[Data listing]
+ + + + + + +

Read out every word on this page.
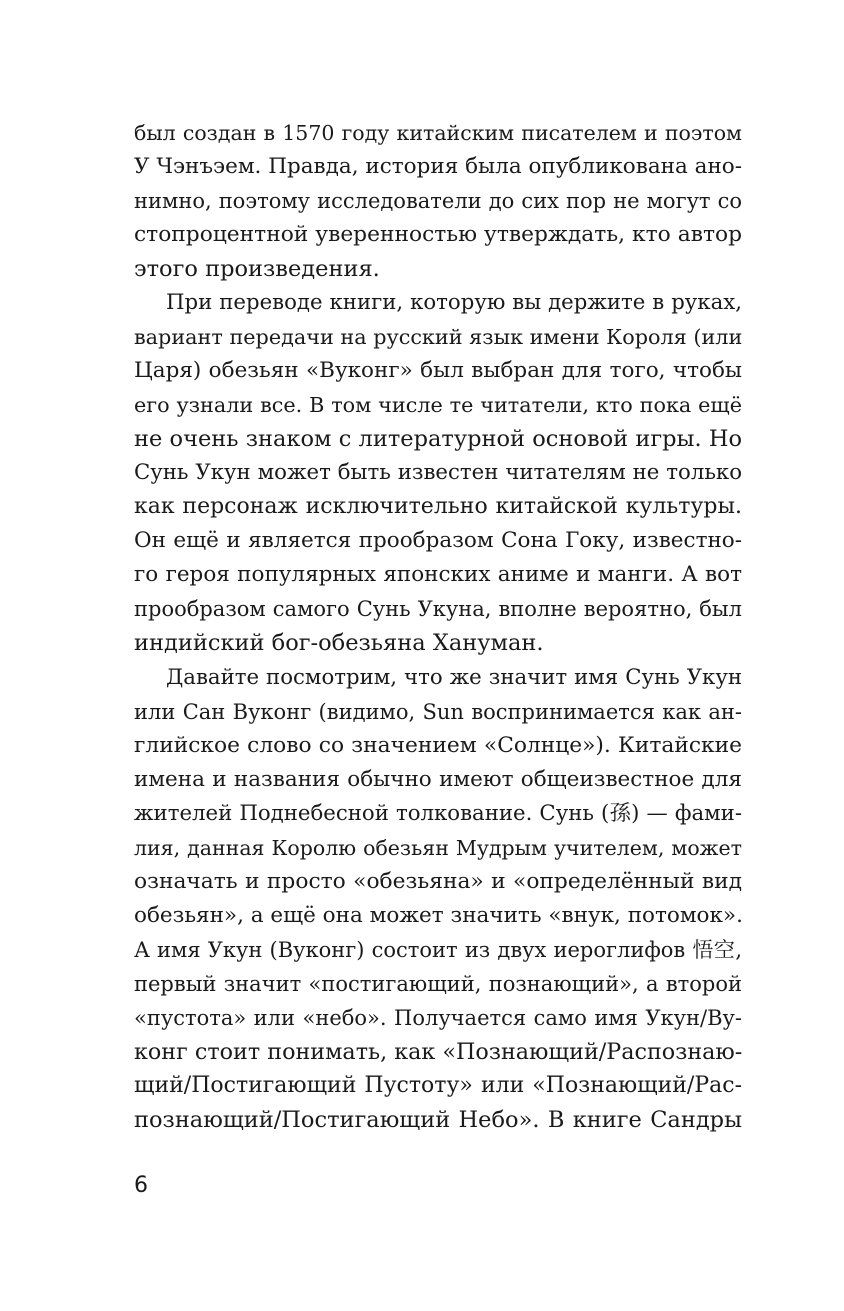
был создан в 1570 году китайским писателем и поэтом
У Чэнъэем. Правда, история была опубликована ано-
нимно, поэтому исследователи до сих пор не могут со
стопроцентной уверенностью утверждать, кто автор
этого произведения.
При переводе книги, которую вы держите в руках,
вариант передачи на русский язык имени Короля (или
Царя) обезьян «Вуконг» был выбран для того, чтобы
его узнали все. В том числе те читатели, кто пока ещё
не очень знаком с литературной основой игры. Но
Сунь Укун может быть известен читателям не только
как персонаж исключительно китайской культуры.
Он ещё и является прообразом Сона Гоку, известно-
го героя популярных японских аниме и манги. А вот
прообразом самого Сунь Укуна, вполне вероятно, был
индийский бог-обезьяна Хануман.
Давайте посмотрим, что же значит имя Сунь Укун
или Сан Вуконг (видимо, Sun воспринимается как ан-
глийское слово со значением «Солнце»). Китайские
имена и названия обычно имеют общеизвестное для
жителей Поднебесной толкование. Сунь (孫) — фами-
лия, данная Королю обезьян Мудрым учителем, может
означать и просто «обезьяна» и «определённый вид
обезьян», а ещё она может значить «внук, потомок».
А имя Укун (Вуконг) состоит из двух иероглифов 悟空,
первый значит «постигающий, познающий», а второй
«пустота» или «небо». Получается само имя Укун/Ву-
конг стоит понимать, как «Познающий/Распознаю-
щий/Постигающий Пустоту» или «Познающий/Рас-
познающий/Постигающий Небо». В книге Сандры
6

+ + + + + + +

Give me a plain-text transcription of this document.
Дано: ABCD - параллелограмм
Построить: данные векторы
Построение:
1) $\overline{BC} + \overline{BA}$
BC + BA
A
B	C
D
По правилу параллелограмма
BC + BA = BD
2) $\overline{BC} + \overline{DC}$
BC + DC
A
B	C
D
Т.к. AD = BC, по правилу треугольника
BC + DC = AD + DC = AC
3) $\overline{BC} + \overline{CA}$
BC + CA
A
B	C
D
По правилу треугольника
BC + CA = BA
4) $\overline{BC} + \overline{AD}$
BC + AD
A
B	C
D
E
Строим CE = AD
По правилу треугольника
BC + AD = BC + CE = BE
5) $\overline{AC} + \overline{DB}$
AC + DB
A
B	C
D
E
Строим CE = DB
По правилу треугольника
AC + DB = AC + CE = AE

+ + + + + + +

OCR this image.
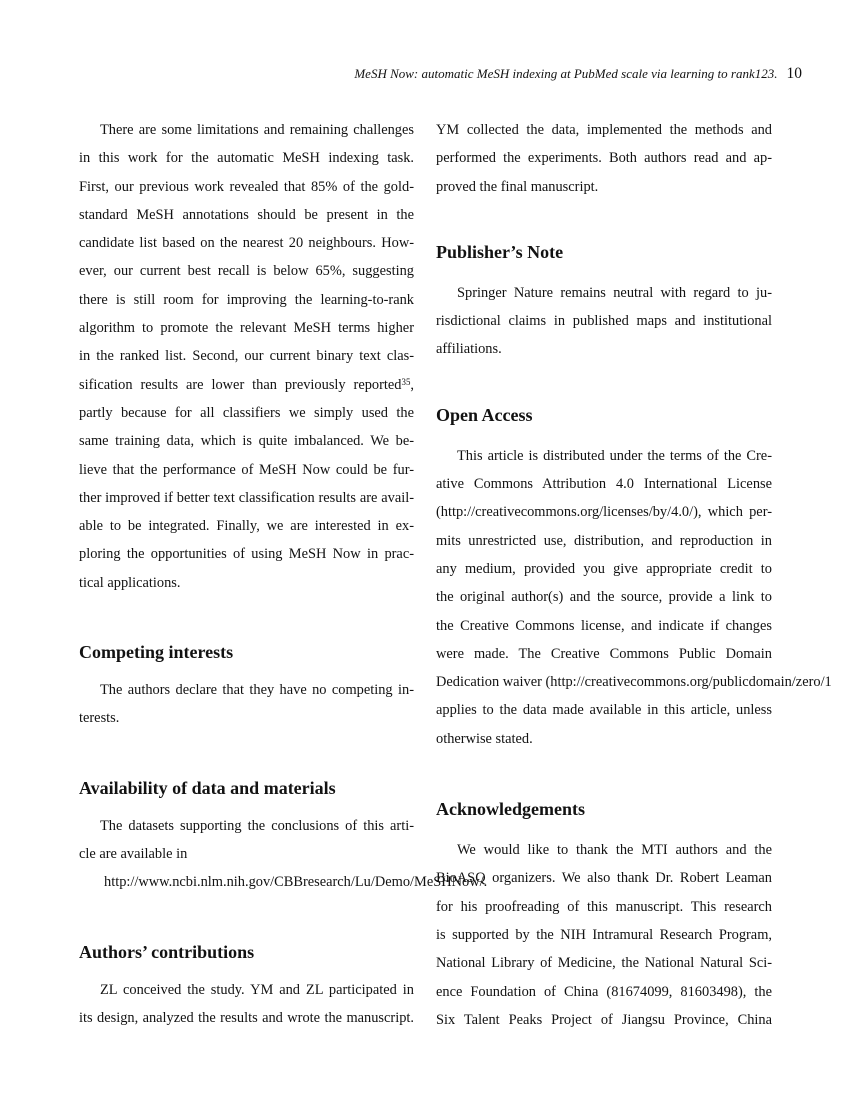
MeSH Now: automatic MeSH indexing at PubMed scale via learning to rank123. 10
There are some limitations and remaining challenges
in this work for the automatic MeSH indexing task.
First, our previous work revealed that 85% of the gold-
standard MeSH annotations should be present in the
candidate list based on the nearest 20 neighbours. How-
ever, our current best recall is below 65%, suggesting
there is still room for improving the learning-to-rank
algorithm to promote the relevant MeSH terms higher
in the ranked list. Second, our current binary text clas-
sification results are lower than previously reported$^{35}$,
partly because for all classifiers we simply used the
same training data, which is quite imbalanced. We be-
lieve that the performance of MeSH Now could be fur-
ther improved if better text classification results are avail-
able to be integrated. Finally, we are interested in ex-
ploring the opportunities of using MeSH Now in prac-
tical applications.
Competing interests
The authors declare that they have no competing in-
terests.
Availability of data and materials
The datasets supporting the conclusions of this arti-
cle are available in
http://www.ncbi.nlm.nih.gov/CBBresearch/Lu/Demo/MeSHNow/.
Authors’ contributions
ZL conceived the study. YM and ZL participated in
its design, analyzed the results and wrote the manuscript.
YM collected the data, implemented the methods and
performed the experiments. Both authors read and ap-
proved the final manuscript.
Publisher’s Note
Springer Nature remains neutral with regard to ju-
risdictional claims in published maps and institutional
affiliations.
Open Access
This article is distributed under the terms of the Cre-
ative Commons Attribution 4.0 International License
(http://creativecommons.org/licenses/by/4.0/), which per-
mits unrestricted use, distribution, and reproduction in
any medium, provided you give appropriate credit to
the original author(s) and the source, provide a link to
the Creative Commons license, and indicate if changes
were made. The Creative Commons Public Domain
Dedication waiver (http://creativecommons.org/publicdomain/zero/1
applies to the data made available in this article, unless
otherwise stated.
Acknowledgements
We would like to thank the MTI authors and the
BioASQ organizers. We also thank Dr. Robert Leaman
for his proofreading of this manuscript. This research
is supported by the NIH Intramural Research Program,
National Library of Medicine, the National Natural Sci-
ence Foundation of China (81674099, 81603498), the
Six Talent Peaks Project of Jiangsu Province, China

+ + + + + + +

**What is required**
Go through the material above and copy each line that has the word "current".

**Answer to this problem**
ever, our current best recall is below 65%, suggesting
in the ranked list. Second, our current binary text clas-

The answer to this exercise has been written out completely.